SELECTED EXTRACT:
Last week I audited my travel site's core dataset β legal-status data for 213 countries and every US state β and found the same fact stored in four places, drifting independently. I fixed all four copies, fixed the silent join that kept corrections from rendering, and made the headline counts derive from the data at build time. Audit closed. Confidence high.
Then I asked the agent to check one blog post β the flagship guide that covers the same topic as the dataset. Just to confirm it matched.
It didn't. And the ways it didn't match turned out to be worse than anything in the original audit, because this time the wrong facts weren't sitting in a data file waiting for a diff. They were sitting in sentences.
The flagship guide is half dynamic, half hand-written. The card grids and comparison tables pull from the data file I'd just fixed β so when the audit shipped, those healed automatically. A Central European country that fully legalized in January showed up in the "Legal" cards the moment the corrected data deployed.
Three scrolls down, the hand-written FAQ on the same page said that same country was "decriminalized β not legal," and used it as the textbook example of the difference.
One page. Two answers. The derived half was right, the asserted half was months behind, and no test could ever catch it because both halves were rendering exactly what they were told to render. There was also a link reading "See all 82 countries" pointing at a page that now lists 155.

CHALLENGES:
1: Answer these from the post about the data audit:
(a) How many countries does the dataset cover?
(b) In how many places was the same fact found stored?
(c) How many countries does the page behind the "See all 82 countries" link now list?
2: What did the author do to close the audit, according to the post about the data audit? List every step it names.
3: Can you repeat, word for word, everything in the post about the data audit from "Then I asked" down to "corrected data deployed."?

EXTRACTED MATERIAL:

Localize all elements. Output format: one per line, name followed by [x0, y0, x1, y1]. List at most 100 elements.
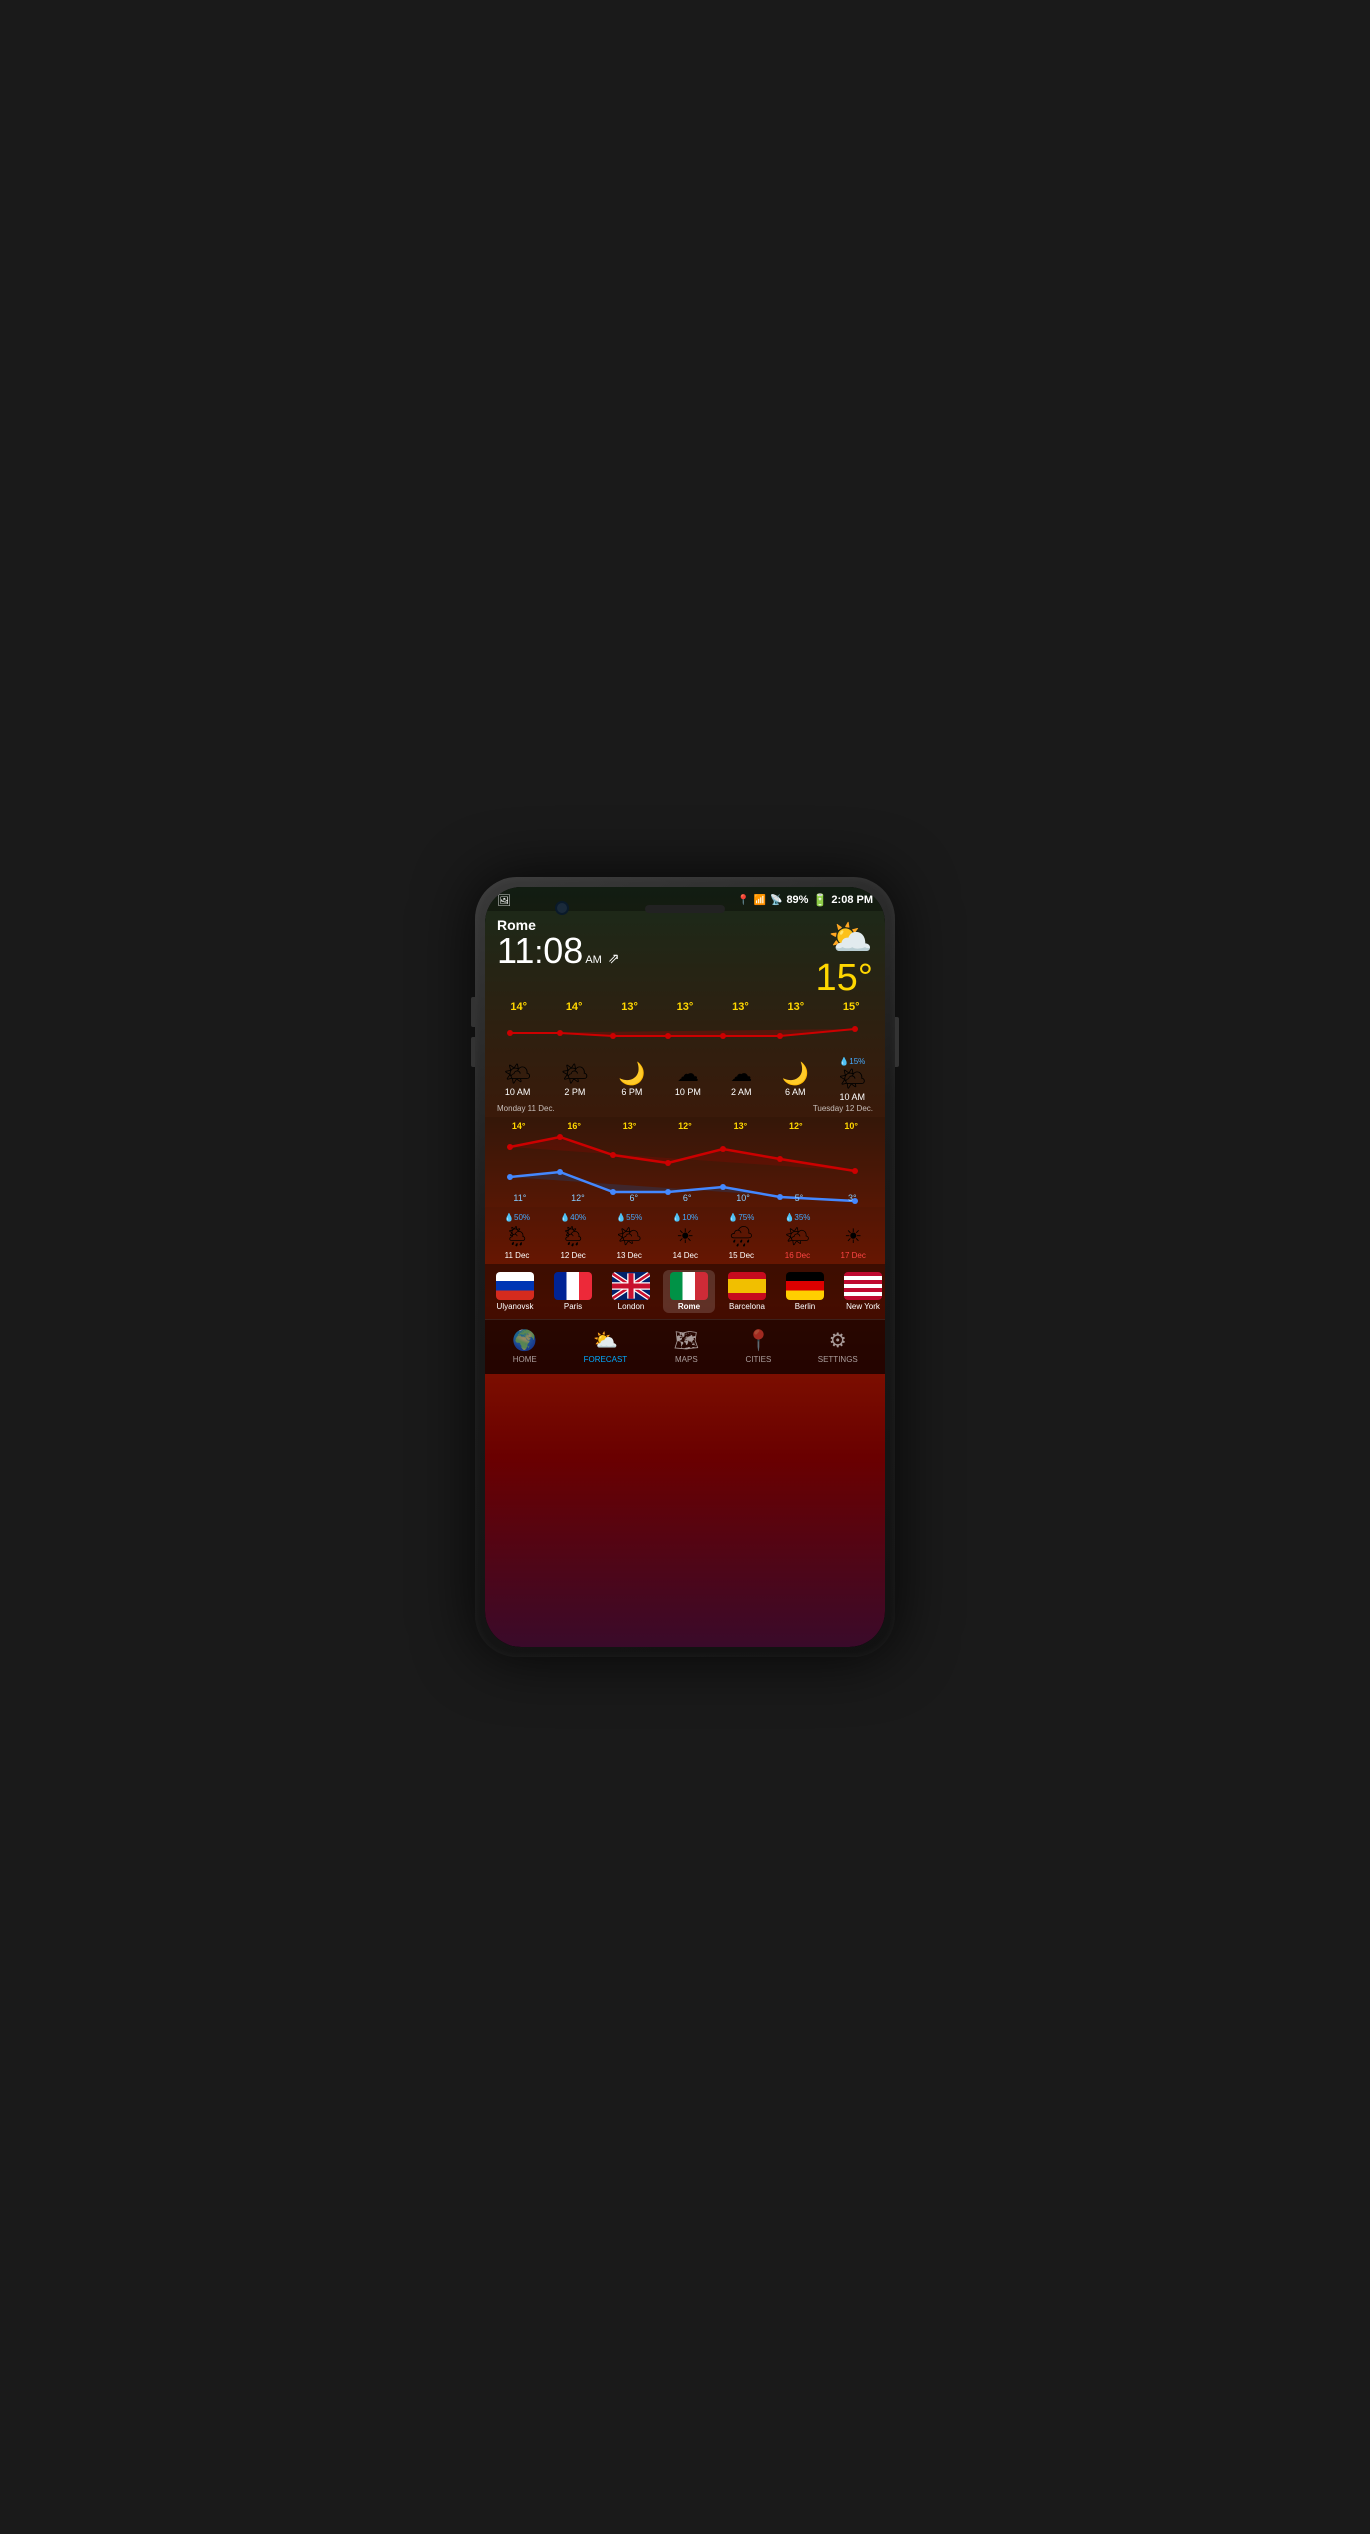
---
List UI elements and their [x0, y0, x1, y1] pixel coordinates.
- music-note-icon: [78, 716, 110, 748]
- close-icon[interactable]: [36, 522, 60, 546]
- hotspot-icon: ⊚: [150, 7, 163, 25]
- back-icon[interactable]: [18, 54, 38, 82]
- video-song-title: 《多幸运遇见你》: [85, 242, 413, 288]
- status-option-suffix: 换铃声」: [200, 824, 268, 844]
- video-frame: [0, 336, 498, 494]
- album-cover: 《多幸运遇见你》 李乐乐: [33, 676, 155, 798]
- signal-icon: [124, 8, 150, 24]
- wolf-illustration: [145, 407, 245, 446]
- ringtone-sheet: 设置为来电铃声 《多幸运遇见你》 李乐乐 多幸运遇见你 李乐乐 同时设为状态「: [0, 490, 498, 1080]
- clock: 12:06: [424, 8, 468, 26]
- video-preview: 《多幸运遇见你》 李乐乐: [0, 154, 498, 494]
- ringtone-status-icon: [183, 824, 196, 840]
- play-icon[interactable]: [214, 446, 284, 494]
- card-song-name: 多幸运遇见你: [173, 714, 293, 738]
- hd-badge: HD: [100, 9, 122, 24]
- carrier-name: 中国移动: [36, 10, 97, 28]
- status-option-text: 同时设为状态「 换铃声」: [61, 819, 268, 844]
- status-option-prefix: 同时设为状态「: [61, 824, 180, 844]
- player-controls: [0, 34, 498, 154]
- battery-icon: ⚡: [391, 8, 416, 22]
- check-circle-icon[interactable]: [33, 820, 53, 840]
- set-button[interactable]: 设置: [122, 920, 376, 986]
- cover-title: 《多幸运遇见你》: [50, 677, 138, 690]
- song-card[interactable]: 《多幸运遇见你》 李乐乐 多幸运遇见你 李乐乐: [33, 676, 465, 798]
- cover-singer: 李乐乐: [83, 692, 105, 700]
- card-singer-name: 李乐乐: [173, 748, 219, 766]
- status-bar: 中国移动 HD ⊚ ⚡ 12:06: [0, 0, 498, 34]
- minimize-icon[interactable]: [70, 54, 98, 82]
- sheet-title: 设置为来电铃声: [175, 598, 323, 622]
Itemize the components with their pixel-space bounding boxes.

RESPONSES FOR EACH TASK:
1:
(a) 213
(b) Four
(c) 155

2:
- Fixed all four copies of the fact
- Fixed the silent join that kept corrections from rendering
- Made the headline counts derive from the data at build time

3:
Then I asked the agent to check one blog post β the flagship guide that covers the same topic as the dataset. Just to confirm it matched.
It didn't. And the ways it didn't match turned out to be worse than anything in the original audit, because this time the wrong facts weren't sitting in a data file waiting for a diff. They were sitting in sentences.
The flagship guide is half dynamic, half hand-written. The card grids and comparison tables pull from the data file I'd just fixed β so when the audit shipped, those healed automatically. A Central European country that fully legalized in January showed up in the "Legal" cards the moment the corrected data deployed.